> **Quoted text**
** Begin **

First thing we note is the fact the table shows some NAs, this is due to the fact that it is meaningless to calculate the standard deviation when we have only 1 observation. Aldur 5 is the level with the highest number of fishes. Looking at the counting in the other levels we can venture to say that the distribution of fish age looks normal. On the other hand average length and average weight increase as the age increases. It seems also that as length increases the standard deviation increases as well. This might means that if we plot length against age, higher values of ages, we would expect to see “fewer” points and more spread out compared to lower value of age. The same can be said for weight.

av %>% ggplot(mapping=aes(x=aldur,y=le)) +
  geom_point(size=2, alpha = 1/10, position = "jitter") +
  scale_x_continuous(breaks=seq(1:15)) +
  geom_point(data=ald.tab,
             mapping=aes(x=Aldur, y=AVG_length,
             col="Average Length"),
             size=3) +
  labs(col="",x="Aldur", y="Length")

#merge(x=av, y=ald.tab, by.x="aldur", by.y="Aldur", all.x = T) %>% 
#  ggplot(mapping=aes(x=aldur,y=le)) +
#  geom_point(size=2.5) + geom_point(mapping=aes(x=aldur,y=AVG_length,col="Average length"),size=1) + scale_x_continuous(breaks=seq(1:15)) +
#  labs(col="",x="Aldur", y="Length")
av %>% ggplot(mapping=aes(x=as.factor(aldur),y=le)) +
  geom_boxplot() +
  stat_summary(fun=mean, geom="point", shape=3, size=2, color="red", fill="red") +
  scale_x_discrete(breaks=seq(1:15)) +
  labs(col="",x="Aldur", y="Length")

When ‘aldur’ is treated as a continuous variable and we plot the obs as dots/points we can get an idea of the number of fishes for each level (I am using the word ‘level’ even though ‘aldur’ is not treated as a factor). As a result of this, we can see that there are no fish for aldur=12. This plot gives us an idea on how the single observations are scattered. Arguments like alpha = 1/10, position = “jitter” help us distinguishing the single observation.

Boxplot carries similar info but, in my opinion, in a better and compct format. The main advantage of a boxplot is that we can see the outliers, the median and how spread is the data for each level in terms of quartiles (1st, 2nd and 3rd). Whiskers length and IQ range add info/details about how the data is spread.

d)

set.seed(0908)
r.haf<-sample(levels(av$hafsvaedi),2)
r.haf
## [1] "NV" "SA"
r.av1<-av %>% filter(av$hafsvaedi==r.haf[1]) %>% sample_n(50)
r.av2<-av %>% filter(av$hafsvaedi==r.haf[2]) %>% sample_n(50)
r.av<-rbind(r.av1,r.av2)

** End **

> **Set task 1**
Convert the listing, from its first line through the line holding "The superhard construction" inclusive, into a two-column CSV with the columns figure_text and element_position. Give one row per entry: the entry's text and its answer, each as a single quoted field with line breaks replaced by spaces.
> **Set task 2**
Please carry on the fish age analysis from its last line.

> **Entries**
** Begin **

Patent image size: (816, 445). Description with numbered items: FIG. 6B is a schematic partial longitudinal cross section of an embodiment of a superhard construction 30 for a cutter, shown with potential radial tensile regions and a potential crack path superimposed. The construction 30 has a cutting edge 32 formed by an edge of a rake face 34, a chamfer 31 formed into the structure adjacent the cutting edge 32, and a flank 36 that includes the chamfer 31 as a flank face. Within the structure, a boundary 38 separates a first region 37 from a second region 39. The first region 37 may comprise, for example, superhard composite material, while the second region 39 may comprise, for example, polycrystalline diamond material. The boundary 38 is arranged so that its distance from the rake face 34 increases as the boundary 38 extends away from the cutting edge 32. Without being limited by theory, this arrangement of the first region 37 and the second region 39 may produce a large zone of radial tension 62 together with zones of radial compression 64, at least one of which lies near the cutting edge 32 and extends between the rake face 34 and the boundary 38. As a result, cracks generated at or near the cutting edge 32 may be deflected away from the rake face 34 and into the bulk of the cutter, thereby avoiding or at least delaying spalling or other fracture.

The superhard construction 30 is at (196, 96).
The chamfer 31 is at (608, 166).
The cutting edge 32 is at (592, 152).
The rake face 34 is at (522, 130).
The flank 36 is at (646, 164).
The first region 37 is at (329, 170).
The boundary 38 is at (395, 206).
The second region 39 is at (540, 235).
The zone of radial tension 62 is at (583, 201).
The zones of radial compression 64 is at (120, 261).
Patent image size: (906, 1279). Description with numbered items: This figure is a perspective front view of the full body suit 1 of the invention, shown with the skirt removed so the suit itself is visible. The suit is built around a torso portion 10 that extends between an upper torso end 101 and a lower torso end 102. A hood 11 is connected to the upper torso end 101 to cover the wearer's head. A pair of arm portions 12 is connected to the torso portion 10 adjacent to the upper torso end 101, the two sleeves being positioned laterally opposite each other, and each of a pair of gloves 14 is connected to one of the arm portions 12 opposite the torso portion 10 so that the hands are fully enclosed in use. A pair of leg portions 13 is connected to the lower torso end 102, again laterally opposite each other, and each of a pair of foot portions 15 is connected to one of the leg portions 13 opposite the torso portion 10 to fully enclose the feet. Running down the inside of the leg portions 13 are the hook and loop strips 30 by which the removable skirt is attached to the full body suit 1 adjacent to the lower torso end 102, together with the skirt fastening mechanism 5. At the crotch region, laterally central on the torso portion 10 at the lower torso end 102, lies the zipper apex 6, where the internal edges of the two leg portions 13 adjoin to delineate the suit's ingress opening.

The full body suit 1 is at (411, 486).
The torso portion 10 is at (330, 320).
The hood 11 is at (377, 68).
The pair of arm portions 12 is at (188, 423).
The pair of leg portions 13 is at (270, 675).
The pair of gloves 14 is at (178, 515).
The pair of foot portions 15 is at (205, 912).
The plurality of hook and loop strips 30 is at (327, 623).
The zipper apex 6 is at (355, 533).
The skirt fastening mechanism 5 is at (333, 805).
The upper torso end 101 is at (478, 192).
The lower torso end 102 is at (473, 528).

** End **

> **Exercise output 1**
figure_text,element_position
"Patent image size: (816, 445). Description with numbered items: FIG. 6B is a schematic partial longitudinal cross section of an embodiment of a superhard construction 30 for a cutter, shown with potential radial tensile regions and a potential crack path superimposed. The construction 30 has a cutting edge 32 formed by an edge of a rake face 34, a chamfer 31 formed into the structure adjacent the cutting edge 32, and a flank 36 that includes the chamfer 31 as a flank face. Within the structure, a boundary 38 separates a first region 37 from a second region 39. The first region 37 may comprise, for example, superhard composite material, while the second region 39 may comprise, for example, polycrystalline diamond material. The boundary 38 is arranged so that its distance from the rake face 34 increases as the boundary 38 extends away from the cutting edge 32. Without being limited by theory, this arrangement of the first region 37 and the second region 39 may produce a large zone of radial tension 62 together with zones of radial compression 64, at least one of which lies near the cutting edge 32 and extends between the rake face 34 and the boundary 38. As a result, cracks generated at or near the cutting edge 32 may be deflected away from the rake face 34 and into the bulk of the cutter, thereby avoiding or at least delaying spalling or other fracture.","The superhard construction 30 is at (196, 96)."

> **Exercise output 2**
sample_n(r.av, 5) %>% kable() %>%
  kable_styling(bootstrap_options = c("striped", "hover", "condensed"))
recid reit smrt tog_nr dag man dyp_min dyp_max vf nr le ky aldur osl sl li hafsvaedi kt2
100487 626 4 11 10 3 275 244 73 5 77 2 6 4626 3456 428 NV kynþroska
100318 413 4 16 19 3 160 155 73 3 60 1 4 2006 1665 148 SA ókynþroska
100319 412 3 13 19 3 195 250 73 7 70 2 6 3454 2889 254 SA kynþroska
100318 413 4 16 19 3 160 155 73 13 68 2 6 3008 2468 264 SA kynþroska
100297 462 4 2 17 3 220 220 73 3 62 1 5 2454 1953 244 SA kynþroska

e)

n<-nrow(r.av1)
m<-nrow(r.av2)
alpha<-0.05

xbar<-mean(r.av1$le) # maximum likelihood estimator for mu1 (population mean)
xbar
## [1] 57.94
ybar<-mean(r.av2$le) # maximum likelihood estimator for mu2 (population mean)
ybar
## [1] 71.54

Let’s assume:

\(X\): is random variable measuring fish length (le) in area NV-> independent and normally distributed.

\(Y\): is random variable measuring fish length (le) in area SA-> independent and normally distributed.

For both populations - fishes in NV and fishes in SA - mean and st.dev. are unknown.

The sample mean suggests that the 2 populations have different means. Sample mean for SA is higher than the ones for NV. We want to test whether the population means are equal or not.

\[H_0 : \mu_x = \mu_y \hspace{50pt} H_1: \mu_x \neq \mu_y\]

Let’s assume that the variances of the 2 populations is the same:

\[\sigma_{x}^2 = \sigma_{y}^2\] The test statistic is:

\[ T = \frac{\overline{X} - \overline{Y}}{\sqrt{S_p^2(1/n + 1/m)}}\] Under \(H_0\) \[T \sim t_{n+m-2}\]

We will reject \(H_0\) if \(|T| > t_{1-\alpha/2,n+m-2}\)

We will fail to reject \(H_0\) otherwise.

where \(S_p^2\) is the pooled estimator of the common variance \(\sigma^2\) equal to:

\[ S_p^2 = \frac{(n-1)S_X^2 + (m-1)S_Y^2}{n+m-2}\]

s2x<-var(r.av1$le)
s2y<-var(r.av2$le)

s2p<-((n-1)*s2x + (m-1)*s2y)/(n+m-2)

tstat<-(xbar-ybar)/sqrt(s2p*(1/n + 1/m))

abs(tstat)>qt(1-alpha/2, n+m-2)
## [1] TRUE
pval<-2*pt(tstat,n+m-2)

cr.rg<-c(-qt(1-alpha/2, n+m-2), +qt(1-alpha/2, n+m-2))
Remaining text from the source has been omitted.